WORK TO DO: Copy the records that follow exactly as written, but not their pictures.

RAW RECORDS:
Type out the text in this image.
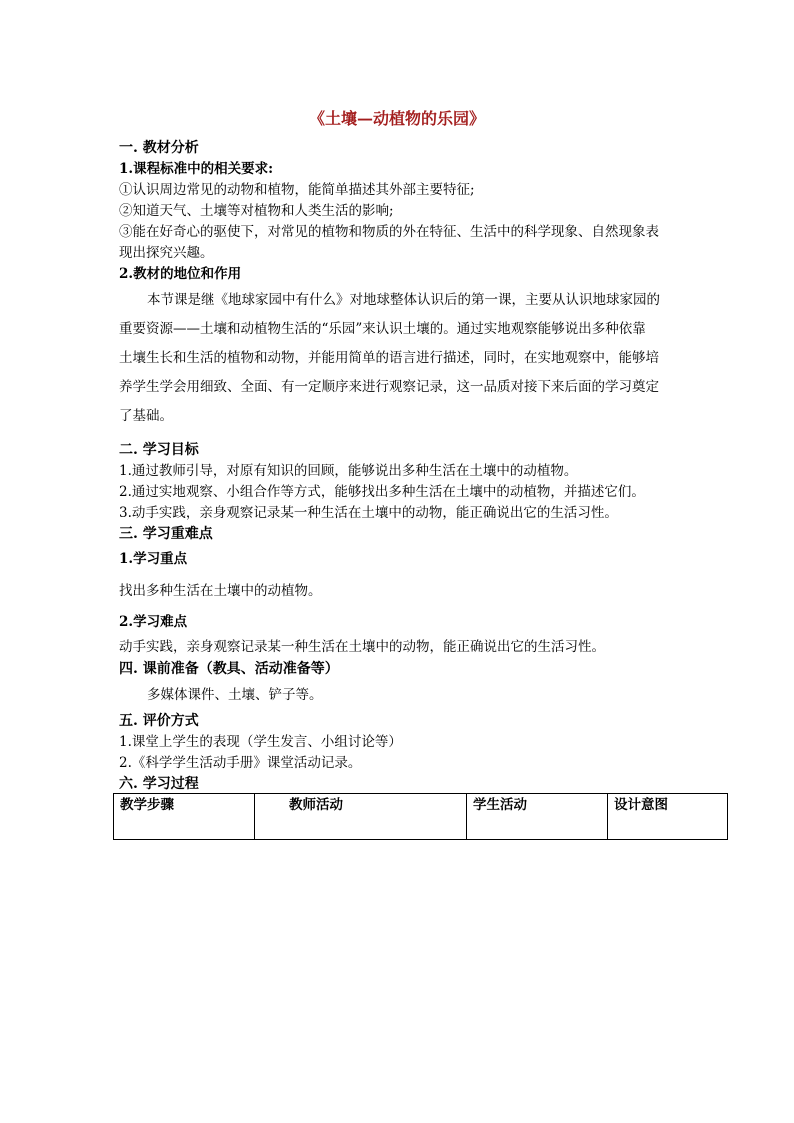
《土壤—动植物的乐园》
一. 教材分析
1.课程标准中的相关要求:
①认识周边常见的动物和植物，能简单描述其外部主要特征;
②知道天气、土壤等对植物和人类生活的影响;
③能在好奇心的驱使下，对常见的植物和物质的外在特征、生活中的科学现象、自然现象表
现出探究兴趣。
2.教材的地位和作用
本节课是继《地球家园中有什么》对地球整体认识后的第一课，主要从认识地球家园的
重要资源——土壤和动植物生活的“乐园”来认识土壤的。通过实地观察能够说出多种依靠
土壤生长和生活的植物和动物，并能用简单的语言进行描述，同时，在实地观察中，能够培
养学生学会用细致、全面、有一定顺序来进行观察记录，这一品质对接下来后面的学习奠定
了基础。
二. 学习目标
1.通过教师引导，对原有知识的回顾，能够说出多种生活在土壤中的动植物。
2.通过实地观察、小组合作等方式，能够找出多种生活在土壤中的动植物，并描述它们。
3.动手实践，亲身观察记录某一种生活在土壤中的动物，能正确说出它的生活习性。
三. 学习重难点
1.学习重点
找出多种生活在土壤中的动植物。
2.学习难点
动手实践，亲身观察记录某一种生活在土壤中的动物，能正确说出它的生活习性。
四. 课前准备（教具、活动准备等）
多媒体课件、土壤、铲子等。
五. 评价方式
1.课堂上学生的表现（学生发言、小组讨论等）
2.《科学学生活动手册》课堂活动记录。
六. 学习过程
教学步骤	教师活动	学生活动	设计意图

TASK RESULT:
Type out the text in this image.
《土壤—动植物的乐园》
一. 教材分析
1.课程标准中的相关要求:
①认识周边常见的动物和植物，能简单描述其外部主要特征;
②知道天气、土壤等对植物和人类生活的影响;
③能在好奇心的驱使下，对常见的植物和物质的外在特征、生活中的科学现象、自然现象表
现出探究兴趣。
2.教材的地位和作用
本节课是继《地球家园中有什么》对地球整体认识后的第一课，主要从认识地球家园的
重要资源——土壤和动植物生活的“乐园”来认识土壤的。通过实地观察能够说出多种依靠
土壤生长和生活的植物和动物，并能用简单的语言进行描述，同时，在实地观察中，能够培
养学生学会用细致、全面、有一定顺序来进行观察记录，这一品质对接下来后面的学习奠定
了基础。
二. 学习目标
1.通过教师引导，对原有知识的回顾，能够说出多种生活在土壤中的动植物。
2.通过实地观察、小组合作等方式，能够找出多种生活在土壤中的动植物，并描述它们。
3.动手实践，亲身观察记录某一种生活在土壤中的动物，能正确说出它的生活习性。
三. 学习重难点
1.学习重点
找出多种生活在土壤中的动植物。
2.学习难点
动手实践，亲身观察记录某一种生活在土壤中的动物，能正确说出它的生活习性。
四. 课前准备（教具、活动准备等）
多媒体课件、土壤、铲子等。
五. 评价方式
1.课堂上学生的表现（学生发言、小组讨论等）
2.《科学学生活动手册》课堂活动记录。
六. 学习过程
教学步骤	教师活动	学生活动	设计意图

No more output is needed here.